Mit dem Kostenfestsetzungsantrag vom 16.3.2005 machte der Beklagte u.a.
Reisekosten seines in Hennigsdorf residierenden Prozessbevollmächtigten geltend.
Durch Beschluss vom 3.5.2005 setzte das Landgericht die von dem Kläger an den
Beklagten zu erstattenden Kosten auf 2.094,74 Euro fest. Die Reisekosten des
Hennigsdorfer Prozessbevollmächtigen des Beklagten berücksichtigte es lediglich in
Höhe fiktiver Informationsreisekosten eines Mitarbeiters des Beklagten zu einem
Rechtsanwalt am Gerichtsort von 48 Euro.
Gegen diesen dem Beklagten am 12.5.2005 zugestellten Beschluss richtet sich dessen
am 26.5.2005 eingegangene sofortige Beschwerde. Er begehrt die Berücksichtigung der
Reisekosten seines Hennigsdorfer Prozessbevollmächtigten in voller Höhe.

▸ Kurze Aufgabe 1: Gib die folgenden Zeilen aus der Auflistung unten unverändert wieder. Beginne bei der Zeile, die „- y-axis-right-label: evaluation“ enthält, und höre nach der Zeile auf, die „- series-line-loss-tr: [346, 267, 1874, 1486]“ enthält.

▸ Daten zur Verarbeitung:
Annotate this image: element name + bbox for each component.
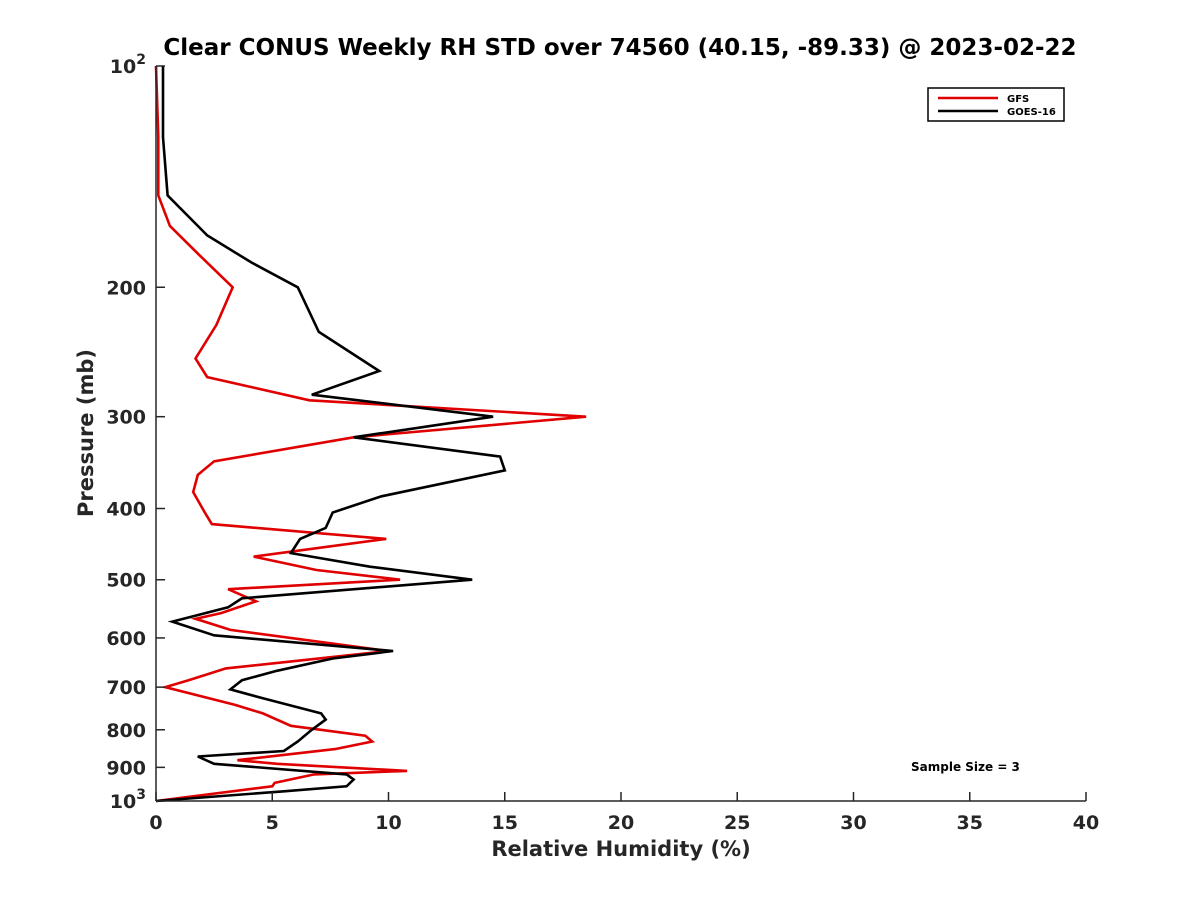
series-line-gfs	[154, 65, 587, 803]
y-tick-label: 102	[110, 52, 146, 78]
y-tick-label: 500	[106, 570, 146, 592]
x-ticks-group: 0 5 10 15 20 25 30 35 40	[149, 792, 1099, 834]
y-tick-label: 600	[106, 628, 146, 650]
x-axis-title: Relative Humidity (%)	[491, 837, 750, 861]
x-tick-label: 10	[375, 812, 401, 834]
x-tick-label: 40	[1073, 812, 1099, 834]
y-axis-title: Pressure (mb)	[74, 349, 98, 517]
legend-label-goes16: GOES-16	[1007, 107, 1056, 118]
legend-box	[927, 87, 1065, 122]
x-tick-label: 35	[957, 812, 983, 834]
x-tick-label: 30	[840, 812, 866, 834]
chart-title: Clear CONUS Weekly RH STD over 74560 (40…	[163, 35, 1076, 61]
series-line-goes16	[155, 66, 507, 803]
legend: GFS GOES-16	[927, 87, 1065, 122]
x-tick-label: 0	[149, 812, 162, 834]
y-tick-label: 700	[106, 677, 146, 699]
y-tick-label: 900	[106, 757, 146, 779]
plot-series-group	[154, 65, 587, 803]
y-tick-label: 103	[110, 787, 146, 813]
y-tick-label: 800	[106, 720, 146, 742]
sample-size-annotation: Sample Size = 3	[911, 760, 1020, 774]
y-tick-label: 400	[106, 499, 146, 521]
x-tick-label: 25	[724, 812, 750, 834]
legend-label-gfs: GFS	[1007, 94, 1029, 105]
y-tick-label: 300	[106, 407, 146, 429]
x-tick-label: 5	[266, 812, 279, 834]
y-tick-label: 200	[106, 277, 146, 299]
x-tick-label: 15	[492, 812, 518, 834]
x-tick-label: 20	[608, 812, 634, 834]
y-ticks-group: 102 200 300 400 500 600 700 800 900 103	[106, 52, 165, 813]
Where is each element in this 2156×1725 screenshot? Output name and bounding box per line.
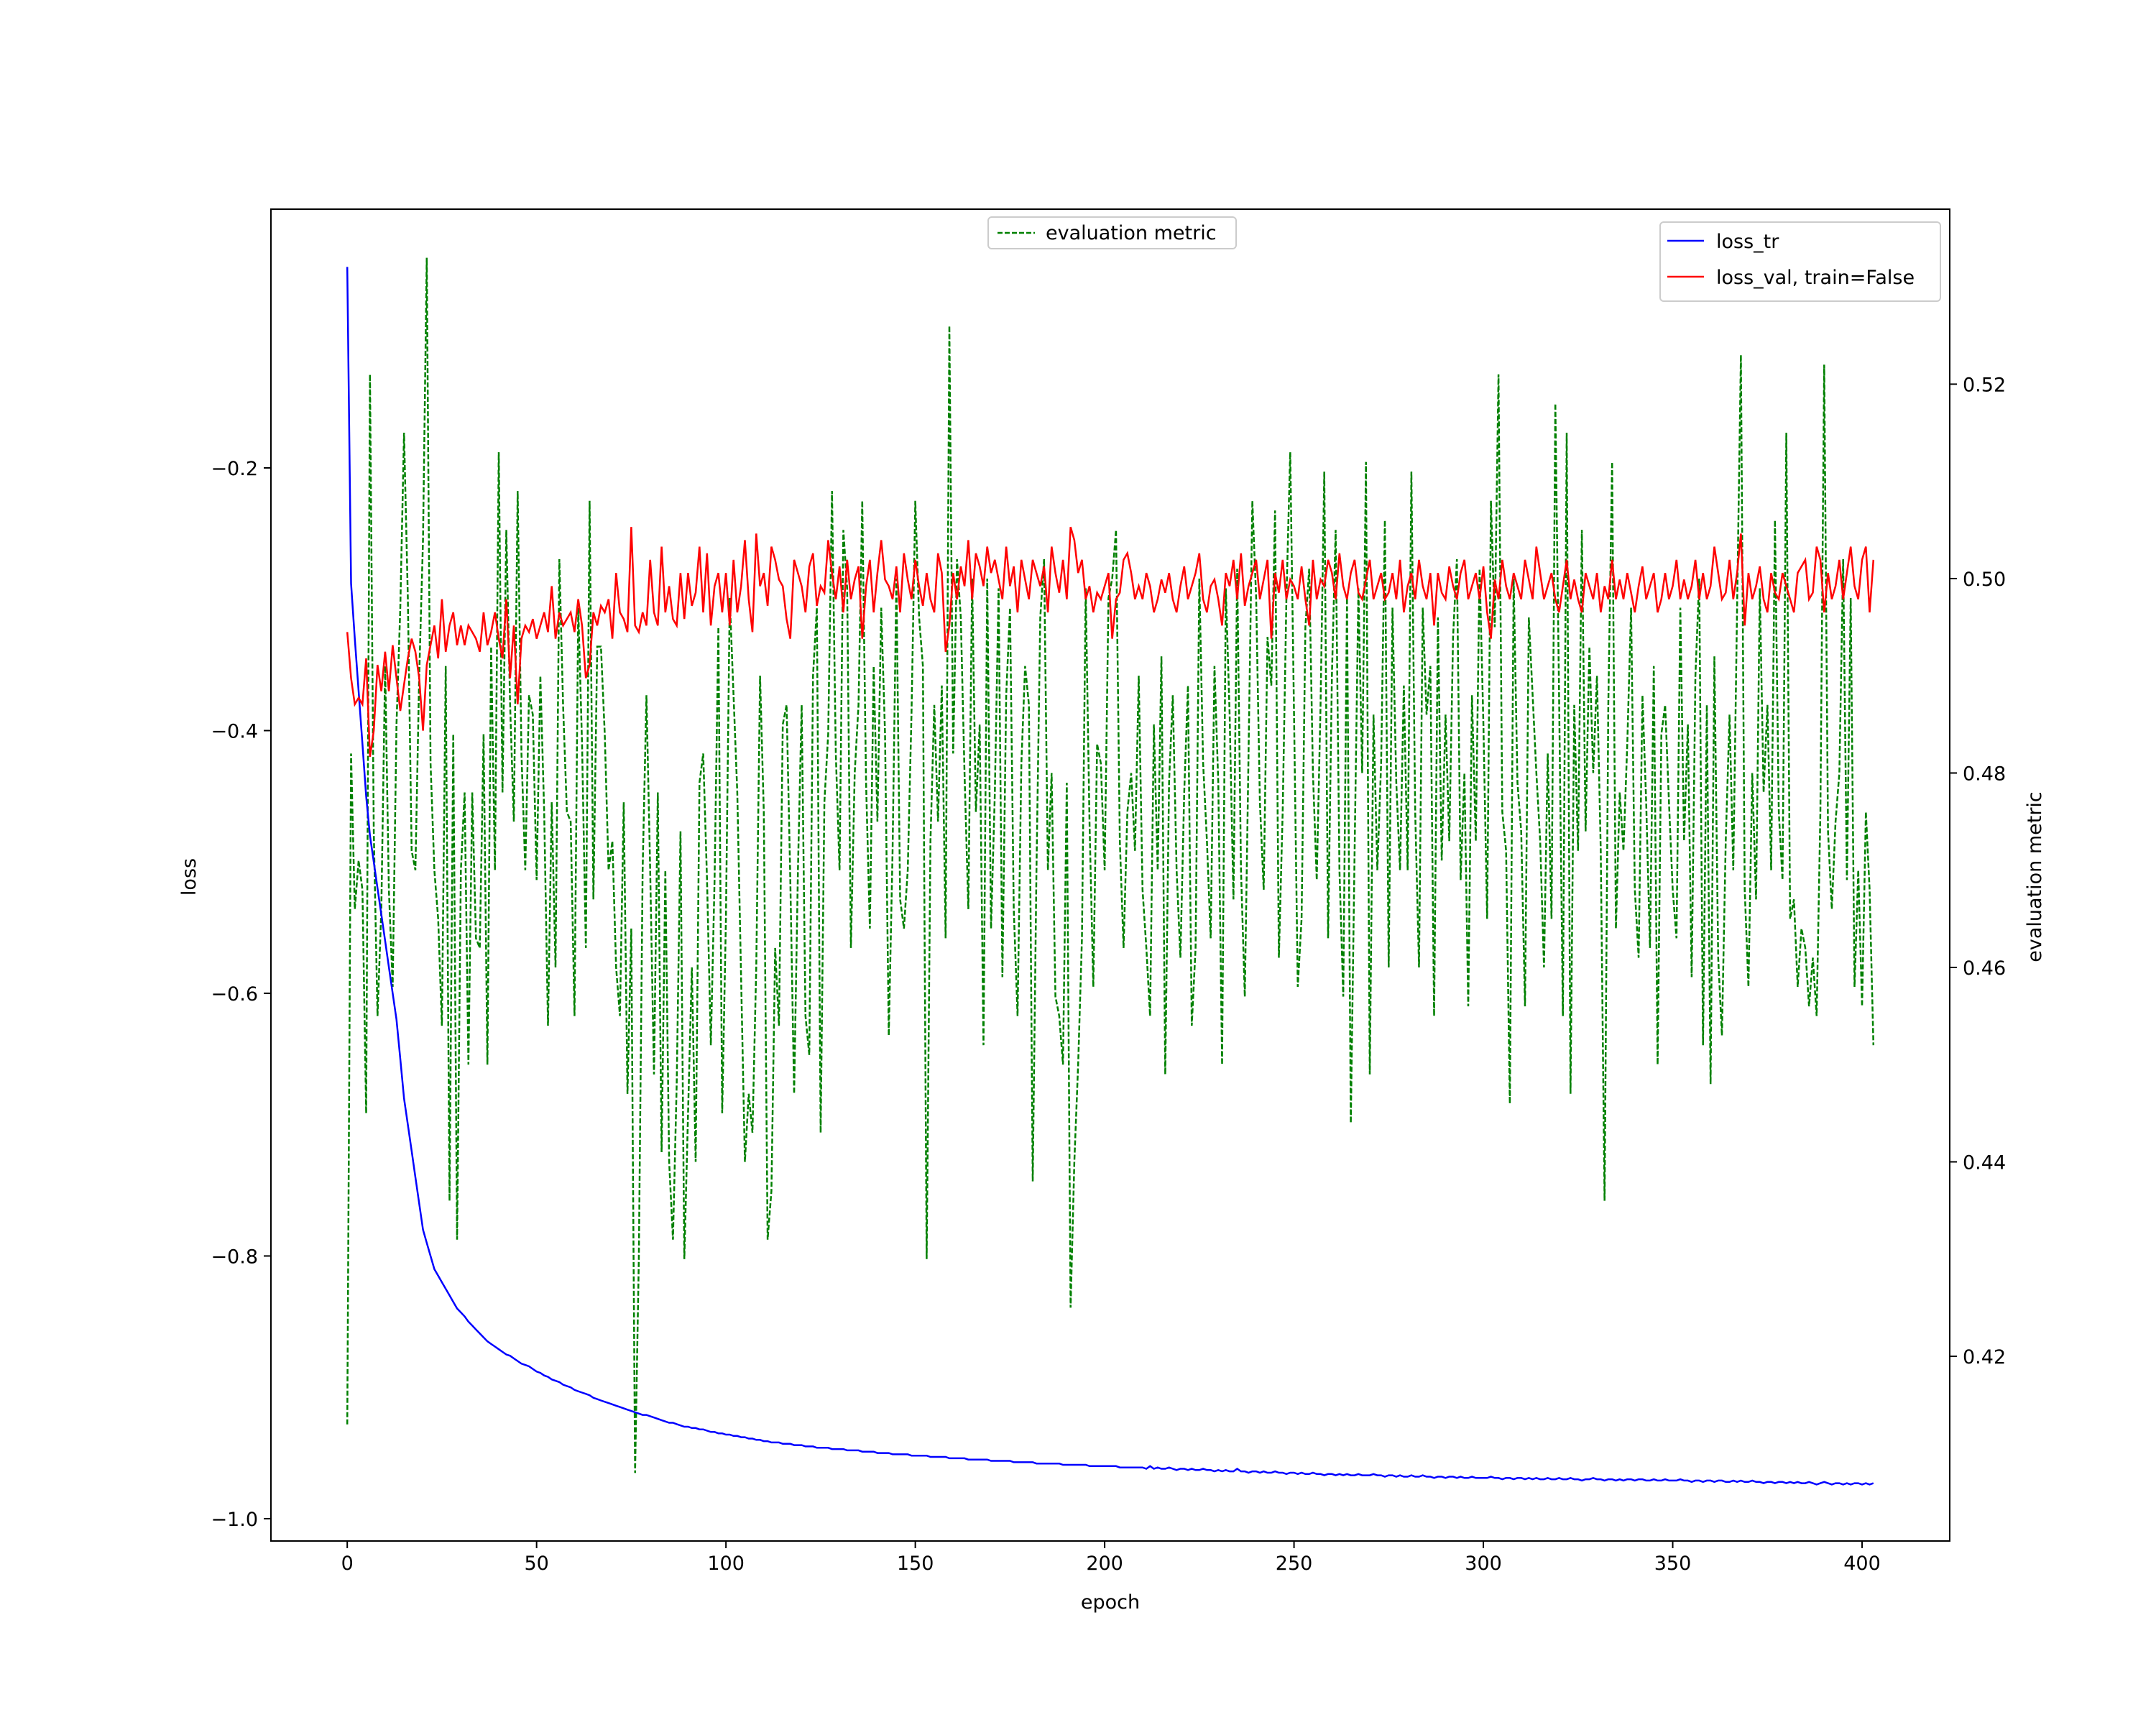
- y-axis-right-label: evaluation metric: [2024, 791, 2046, 962]
- x-tick-label: 50: [524, 1552, 548, 1575]
- legend-label-evaluation-metric: evaluation metric: [1046, 222, 1217, 244]
- y-right-tick-label: 0.48: [1963, 763, 2006, 785]
- x-tick-label: 350: [1654, 1552, 1692, 1575]
- y-right-tick-label: 0.44: [1963, 1152, 2006, 1174]
- x-tick-label: 400: [1843, 1552, 1881, 1575]
- x-tick-label: 0: [341, 1552, 354, 1575]
- y-right-tick-label: 0.50: [1963, 569, 2006, 591]
- series-line-evaluation-metric: [346, 257, 1875, 1473]
- legend-loss: loss_tr loss_val, train=False: [1659, 221, 1941, 302]
- series-line-loss-tr: [346, 267, 1874, 1486]
- x-tick-label: 150: [897, 1552, 934, 1575]
- y-tick-label: −0.6: [211, 983, 258, 1006]
- y-tick-label: −0.2: [211, 458, 258, 480]
- y-tick-label: −0.4: [211, 720, 258, 742]
- x-tick-label: 300: [1465, 1552, 1502, 1575]
- y-right-tick-label: 0.46: [1963, 957, 2006, 980]
- x-tick-label: 200: [1086, 1552, 1123, 1575]
- x-tick-label: 250: [1276, 1552, 1313, 1575]
- x-axis-label: epoch: [1081, 1591, 1140, 1614]
- y-tick-label: −0.8: [211, 1246, 258, 1268]
- y-axis-label: loss: [178, 858, 201, 896]
- y-right-tick-label: 0.42: [1963, 1346, 2006, 1368]
- legend-label-loss-val: loss_val, train=False: [1716, 267, 1915, 289]
- series-line-loss-val-train-false: [346, 526, 1875, 758]
- x-tick-label: 100: [707, 1552, 745, 1575]
- plot-frame: [270, 208, 1950, 1542]
- legend-evaluation-metric: evaluation metric: [987, 216, 1237, 249]
- y-tick-label: −1.0: [211, 1509, 258, 1531]
- legend-label-loss-tr: loss_tr: [1716, 231, 1779, 253]
- y-right-tick-label: 0.52: [1963, 374, 2006, 396]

▸ Kurze Aufgabe 2: Auf welchen Betrag setzte das Landgericht laut dem Text über die Kostenfestsetzung die vom Kläger an den Beklagten zu erstattenden Kosten fest?

▸ Vollständige Antwort 1:
- y-axis-right-label: evaluation metric: [2024, 791, 2046, 962]
- x-tick-label: 50: [524, 1552, 548, 1575]
- legend-label-evaluation-metric: evaluation metric: [1046, 222, 1217, 244]
- y-right-tick-label: 0.48: [1963, 763, 2006, 785]
- x-tick-label: 350: [1654, 1552, 1692, 1575]
- y-right-tick-label: 0.44: [1963, 1152, 2006, 1174]
- x-tick-label: 400: [1843, 1552, 1881, 1575]
- x-tick-label: 0: [341, 1552, 354, 1575]
- y-right-tick-label: 0.50: [1963, 569, 2006, 591]
- series-line-evaluation-metric: [346, 257, 1875, 1473]
- legend-loss: loss_tr loss_val, train=False: [1659, 221, 1941, 302]
- series-line-loss-tr: [346, 267, 1874, 1486]

▸ Vollständige Antwort 2: Das Landgericht setzte die zu erstattenden Kosten auf 2.094,74 Euro fest.